▶ Stated exercise
Entries follow. Set all of them down as they stand.

▶ Dataset rows
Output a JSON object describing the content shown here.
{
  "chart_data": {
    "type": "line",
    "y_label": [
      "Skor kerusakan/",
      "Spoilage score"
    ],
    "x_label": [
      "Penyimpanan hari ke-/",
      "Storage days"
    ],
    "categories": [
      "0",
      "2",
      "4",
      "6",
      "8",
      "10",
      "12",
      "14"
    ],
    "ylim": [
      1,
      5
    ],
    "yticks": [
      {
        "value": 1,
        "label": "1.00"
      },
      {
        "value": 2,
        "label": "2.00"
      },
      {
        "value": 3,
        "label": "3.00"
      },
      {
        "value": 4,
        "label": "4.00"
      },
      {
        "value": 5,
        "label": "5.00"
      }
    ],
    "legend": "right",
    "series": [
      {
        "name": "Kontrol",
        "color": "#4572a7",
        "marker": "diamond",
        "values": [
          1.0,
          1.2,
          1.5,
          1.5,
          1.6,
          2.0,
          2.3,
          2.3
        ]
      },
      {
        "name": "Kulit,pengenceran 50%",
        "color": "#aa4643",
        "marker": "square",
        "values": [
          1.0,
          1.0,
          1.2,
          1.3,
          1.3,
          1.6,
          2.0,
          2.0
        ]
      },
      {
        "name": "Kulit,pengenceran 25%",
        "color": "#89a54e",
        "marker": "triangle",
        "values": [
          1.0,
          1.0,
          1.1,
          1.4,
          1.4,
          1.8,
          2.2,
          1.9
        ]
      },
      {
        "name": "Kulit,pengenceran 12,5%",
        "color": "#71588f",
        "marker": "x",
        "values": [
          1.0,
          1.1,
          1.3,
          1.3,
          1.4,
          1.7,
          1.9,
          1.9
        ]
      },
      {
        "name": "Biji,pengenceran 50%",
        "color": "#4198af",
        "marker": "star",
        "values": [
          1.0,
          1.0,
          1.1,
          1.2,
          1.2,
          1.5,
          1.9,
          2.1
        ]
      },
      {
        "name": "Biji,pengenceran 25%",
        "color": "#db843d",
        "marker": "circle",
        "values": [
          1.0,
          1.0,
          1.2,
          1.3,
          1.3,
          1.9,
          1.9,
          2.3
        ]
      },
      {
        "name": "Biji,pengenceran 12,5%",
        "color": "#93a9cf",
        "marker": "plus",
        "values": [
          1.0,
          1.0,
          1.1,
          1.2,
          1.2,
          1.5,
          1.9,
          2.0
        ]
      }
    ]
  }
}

▶ Full response
Output a JSON object describing the content shown here.
{
  "chart_data": {
    "type": "line",
    "y_label": [
      "Skor kerusakan/",
      "Spoilage score"
    ],
    "x_label": [
      "Penyimpanan hari ke-/",
      "Storage days"
    ],
    "categories": [
      "0",
      "2",
      "4",
      "6",
      "8",
      "10",
      "12",
      "14"
    ],
    "ylim": [
      1,
      5
    ],
    "yticks": [
      {
        "value": 1,
        "label": "1.00"
      },
      {
        "value": 2,
        "label": "2.00"
      },
      {
        "value": 3,
        "label": "3.00"
      },
      {
        "value": 4,
        "label": "4.00"
      },
      {
        "value": 5,
        "label": "5.00"
      }
    ],
    "legend": "right",
    "series": [
      {
        "name": "Kontrol",
        "color": "#4572a7",
        "marker": "diamond",
        "values": [
          1.0,
          1.2,
          1.5,
          1.5,
          1.6,
          2.0,
          2.3,
          2.3
        ]
      },
      {
        "name": "Kulit,pengenceran 50%",
        "color": "#aa4643",
        "marker": "square",
        "values": [
          1.0,
          1.0,
          1.2,
          1.3,
          1.3,
          1.6,
          2.0,
          2.0
        ]
      },
      {
        "name": "Kulit,pengenceran 25%",
        "color": "#89a54e",
        "marker": "triangle",
        "values": [
          1.0,
          1.0,
          1.1,
          1.4,
          1.4,
          1.8,
          2.2,
          1.9
        ]
      },
      {
        "name": "Kulit,pengenceran 12,5%",
        "color": "#71588f",
        "marker": "x",
        "values": [
          1.0,
          1.1,
          1.3,
          1.3,
          1.4,
          1.7,
          1.9,
          1.9
        ]
      },
      {
        "name": "Biji,pengenceran 50%",
        "color": "#4198af",
        "marker": "star",
        "values": [
          1.0,
          1.0,
          1.1,
          1.2,
          1.2,
          1.5,
          1.9,
          2.1
        ]
      },
      {
        "name": "Biji,pengenceran 25%",
        "color": "#db843d",
        "marker": "circle",
        "values": [
          1.0,
          1.0,
          1.2,
          1.3,
          1.3,
          1.9,
          1.9,
          2.3
        ]
      },
      {
        "name": "Biji,pengenceran 12,5%",
        "color": "#93a9cf",
        "marker": "plus",
        "values": [
          1.0,
          1.0,
          1.1,
          1.2,
          1.2,
          1.5,
          1.9,
          2.0
        ]
      }
    ]
  }
}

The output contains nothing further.